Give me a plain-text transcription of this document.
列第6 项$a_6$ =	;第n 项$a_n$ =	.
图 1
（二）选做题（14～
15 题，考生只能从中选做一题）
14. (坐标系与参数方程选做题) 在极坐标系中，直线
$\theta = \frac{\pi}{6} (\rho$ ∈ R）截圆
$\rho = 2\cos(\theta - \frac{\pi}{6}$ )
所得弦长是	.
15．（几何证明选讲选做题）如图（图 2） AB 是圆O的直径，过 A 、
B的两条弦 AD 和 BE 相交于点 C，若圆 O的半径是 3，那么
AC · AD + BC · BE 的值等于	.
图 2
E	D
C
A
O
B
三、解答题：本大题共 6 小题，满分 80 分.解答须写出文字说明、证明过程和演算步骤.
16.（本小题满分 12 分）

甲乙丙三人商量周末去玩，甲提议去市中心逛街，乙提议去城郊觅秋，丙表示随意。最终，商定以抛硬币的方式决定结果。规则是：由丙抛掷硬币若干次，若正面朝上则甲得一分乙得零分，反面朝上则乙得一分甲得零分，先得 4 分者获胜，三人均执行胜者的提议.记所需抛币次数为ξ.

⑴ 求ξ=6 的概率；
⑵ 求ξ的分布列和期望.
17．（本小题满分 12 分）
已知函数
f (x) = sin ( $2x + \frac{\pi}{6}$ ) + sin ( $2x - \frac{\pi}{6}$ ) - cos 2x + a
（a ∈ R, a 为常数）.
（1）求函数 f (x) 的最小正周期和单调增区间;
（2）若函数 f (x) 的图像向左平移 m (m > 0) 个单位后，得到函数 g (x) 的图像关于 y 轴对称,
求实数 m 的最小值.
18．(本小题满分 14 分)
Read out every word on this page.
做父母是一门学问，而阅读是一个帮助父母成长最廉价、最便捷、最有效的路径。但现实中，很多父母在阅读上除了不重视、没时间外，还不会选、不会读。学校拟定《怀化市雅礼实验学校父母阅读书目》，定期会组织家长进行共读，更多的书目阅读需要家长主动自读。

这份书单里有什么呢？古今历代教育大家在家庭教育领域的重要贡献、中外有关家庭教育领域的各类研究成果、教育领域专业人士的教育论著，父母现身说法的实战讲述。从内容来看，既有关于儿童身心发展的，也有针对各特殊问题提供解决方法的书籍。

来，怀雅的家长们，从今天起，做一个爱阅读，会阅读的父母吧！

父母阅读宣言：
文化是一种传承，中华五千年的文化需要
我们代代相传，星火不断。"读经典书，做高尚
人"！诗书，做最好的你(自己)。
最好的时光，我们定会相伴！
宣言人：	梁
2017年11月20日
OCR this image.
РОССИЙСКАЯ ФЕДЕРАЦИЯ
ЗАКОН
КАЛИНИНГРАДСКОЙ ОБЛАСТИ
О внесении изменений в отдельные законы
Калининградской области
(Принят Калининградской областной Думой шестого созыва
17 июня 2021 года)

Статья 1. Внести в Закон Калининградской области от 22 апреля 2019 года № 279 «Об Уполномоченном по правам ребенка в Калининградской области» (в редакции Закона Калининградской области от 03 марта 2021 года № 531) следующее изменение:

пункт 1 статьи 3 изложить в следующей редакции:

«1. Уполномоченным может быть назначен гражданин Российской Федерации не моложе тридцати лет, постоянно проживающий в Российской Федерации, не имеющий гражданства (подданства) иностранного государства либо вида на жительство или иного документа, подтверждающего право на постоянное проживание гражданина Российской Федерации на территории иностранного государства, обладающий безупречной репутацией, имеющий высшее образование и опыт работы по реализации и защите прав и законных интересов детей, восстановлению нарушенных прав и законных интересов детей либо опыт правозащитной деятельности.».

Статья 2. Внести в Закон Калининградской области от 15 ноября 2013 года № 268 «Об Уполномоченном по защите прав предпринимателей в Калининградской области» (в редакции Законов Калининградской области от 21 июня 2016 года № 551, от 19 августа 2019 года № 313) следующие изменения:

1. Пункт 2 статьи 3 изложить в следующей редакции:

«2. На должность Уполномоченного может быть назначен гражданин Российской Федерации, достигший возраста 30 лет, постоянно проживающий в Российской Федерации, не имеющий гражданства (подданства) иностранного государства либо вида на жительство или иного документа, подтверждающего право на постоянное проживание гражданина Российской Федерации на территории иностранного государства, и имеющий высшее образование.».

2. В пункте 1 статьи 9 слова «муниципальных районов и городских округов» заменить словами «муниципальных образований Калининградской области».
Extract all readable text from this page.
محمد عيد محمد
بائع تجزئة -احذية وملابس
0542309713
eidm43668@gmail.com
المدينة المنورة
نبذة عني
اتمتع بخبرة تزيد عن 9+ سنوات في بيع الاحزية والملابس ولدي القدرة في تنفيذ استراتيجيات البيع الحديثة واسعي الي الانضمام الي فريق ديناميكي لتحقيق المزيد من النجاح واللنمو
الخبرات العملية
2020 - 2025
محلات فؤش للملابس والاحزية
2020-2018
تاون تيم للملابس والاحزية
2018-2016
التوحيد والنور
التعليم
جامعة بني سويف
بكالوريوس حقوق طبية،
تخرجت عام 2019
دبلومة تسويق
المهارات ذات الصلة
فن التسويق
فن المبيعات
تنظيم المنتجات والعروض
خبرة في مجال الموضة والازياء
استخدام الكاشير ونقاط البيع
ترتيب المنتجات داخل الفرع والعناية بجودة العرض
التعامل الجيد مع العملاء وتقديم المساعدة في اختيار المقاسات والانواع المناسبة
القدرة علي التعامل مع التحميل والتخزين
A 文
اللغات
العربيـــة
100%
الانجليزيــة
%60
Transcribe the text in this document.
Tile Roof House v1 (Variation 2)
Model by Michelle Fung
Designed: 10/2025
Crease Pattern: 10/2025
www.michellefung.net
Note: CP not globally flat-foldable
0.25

*****

» Instructions for the task: Copy out the whole listing exactly; please set it all down.

» Exercise answer:
Give me a plain-text transcription of this document.
列第6 项$a_6$ =	;第n 项$a_n$ =	.
图 1
（二）选做题（14～
15 题，考生只能从中选做一题）
14. (坐标系与参数方程选做题) 在极坐标系中，直线
$\theta = \frac{\pi}{6} (\rho$ ∈ R）截圆
$\rho = 2\cos(\theta - \frac{\pi}{6}$ )
所得弦长是	.
15．（几何证明选讲选做题）如图（图 2） AB 是圆O的直径，过 A 、
B的两条弦 AD 和 BE 相交于点 C，若圆 O的半径是 3，那么
AC · AD + BC · BE 的值等于	.
图 2
E	D
C
A
O
B
三、解答题：本大题共 6 小题，满分 80 分.解答须写出文字说明、证明过程和演算步骤.
16.（本小题满分 12 分）

甲乙丙三人商量周末去玩，甲提议去市中心逛街，乙提议去城郊觅秋，丙表示随意。最终，商定以抛硬币的方式决定结果。规则是：由丙抛掷硬币若干次，若正面朝上则甲得一分乙得零分，反面朝上则乙得一分甲得零分，先得 4 分者获胜，三人均执行胜者的提议.记所需抛币次数为ξ.

⑴ 求ξ=6 的概率；
⑵ 求ξ的分布列和期望.
17．（本小题满分 12 分）
已知函数
f (x) = sin ( $2x + \frac{\pi}{6}$ ) + sin ( $2x - \frac{\pi}{6}$ ) - cos 2x + a
（a ∈ R, a 为常数）.
（1）求函数 f (x) 的最小正周期和单调增区间;
（2）若函数 f (x) 的图像向左平移 m (m > 0) 个单位后，得到函数 g (x) 的图像关于 y 轴对称,
求实数 m 的最小值.
18．(本小题满分 14 分)
Read out every word on this page.
做父母是一门学问，而阅读是一个帮助父母成长最廉价、最便捷、最有效的路径。但现实中，很多父母在阅读上除了不重视、没时间外，还不会选、不会读。学校拟定《怀化市雅礼实验学校父母阅读书目》，定期会组织家长进行共读，更多的书目阅读需要家长主动自读。

这份书单里有什么呢？古今历代教育大家在家庭教育领域的重要贡献、中外有关家庭教育领域的各类研究成果、教育领域专业人士的教育论著，父母现身说法的实战讲述。从内容来看，既有关于儿童身心发展的，也有针对各特殊问题提供解决方法的书籍。

来，怀雅的家长们，从今天起，做一个爱阅读，会阅读的父母吧！

父母阅读宣言：
文化是一种传承，中华五千年的文化需要
我们代代相传，星火不断。"读经典书，做高尚
人"！诗书，做最好的你(自己)。
最好的时光，我们定会相伴！
宣言人：	梁
2017年11月20日
OCR this image.
РОССИЙСКАЯ ФЕДЕРАЦИЯ
ЗАКОН
КАЛИНИНГРАДСКОЙ ОБЛАСТИ
О внесении изменений в отдельные законы
Калининградской области
(Принят Калининградской областной Думой шестого созыва
17 июня 2021 года)

Статья 1. Внести в Закон Калининградской области от 22 апреля 2019 года № 279 «Об Уполномоченном по правам ребенка в Калининградской области» (в редакции Закона Калининградской области от 03 марта 2021 года № 531) следующее изменение:

пункт 1 статьи 3 изложить в следующей редакции:

«1. Уполномоченным может быть назначен гражданин Российской Федерации не моложе тридцати лет, постоянно проживающий в Российской Федерации, не имеющий гражданства (подданства) иностранного государства либо вида на жительство или иного документа, подтверждающего право на постоянное проживание гражданина Российской Федерации на территории иностранного государства, обладающий безупречной репутацией, имеющий высшее образование и опыт работы по реализации и защите прав и законных интересов детей, восстановлению нарушенных прав и законных интересов детей либо опыт правозащитной деятельности.».

Статья 2. Внести в Закон Калининградской области от 15 ноября 2013 года № 268 «Об Уполномоченном по защите прав предпринимателей в Калининградской области» (в редакции Законов Калининградской области от 21 июня 2016 года № 551, от 19 августа 2019 года № 313) следующие изменения:

1. Пункт 2 статьи 3 изложить в следующей редакции:

«2. На должность Уполномоченного может быть назначен гражданин Российской Федерации, достигший возраста 30 лет, постоянно проживающий в Российской Федерации, не имеющий гражданства (подданства) иностранного государства либо вида на жительство или иного документа, подтверждающего право на постоянное проживание гражданина Российской Федерации на территории иностранного государства, и имеющий высшее образование.».

2. В пункте 1 статьи 9 слова «муниципальных районов и городских округов» заменить словами «муниципальных образований Калининградской области».
Extract all readable text from this page.
محمد عيد محمد
بائع تجزئة -احذية وملابس
0542309713
eidm43668@gmail.com
المدينة المنورة
نبذة عني
اتمتع بخبرة تزيد عن 9+ سنوات في بيع الاحزية والملابس ولدي القدرة في تنفيذ استراتيجيات البيع الحديثة واسعي الي الانضمام الي فريق ديناميكي لتحقيق المزيد من النجاح واللنمو
الخبرات العملية
2020 - 2025
محلات فؤش للملابس والاحزية
2020-2018
تاون تيم للملابس والاحزية
2018-2016
التوحيد والنور
التعليم
جامعة بني سويف
بكالوريوس حقوق طبية،
تخرجت عام 2019
دبلومة تسويق
المهارات ذات الصلة
فن التسويق
فن المبيعات
تنظيم المنتجات والعروض
خبرة في مجال الموضة والازياء
استخدام الكاشير ونقاط البيع
ترتيب المنتجات داخل الفرع والعناية بجودة العرض
التعامل الجيد مع العملاء وتقديم المساعدة في اختيار المقاسات والانواع المناسبة
القدرة علي التعامل مع التحميل والتخزين
A 文
اللغات
العربيـــة
100%
الانجليزيــة
%60
Transcribe the text in this document.
Tile Roof House v1 (Variation 2)
Model by Michelle Fung
Designed: 10/2025
Crease Pattern: 10/2025
www.michellefung.net
Note: CP not globally flat-foldable
0.25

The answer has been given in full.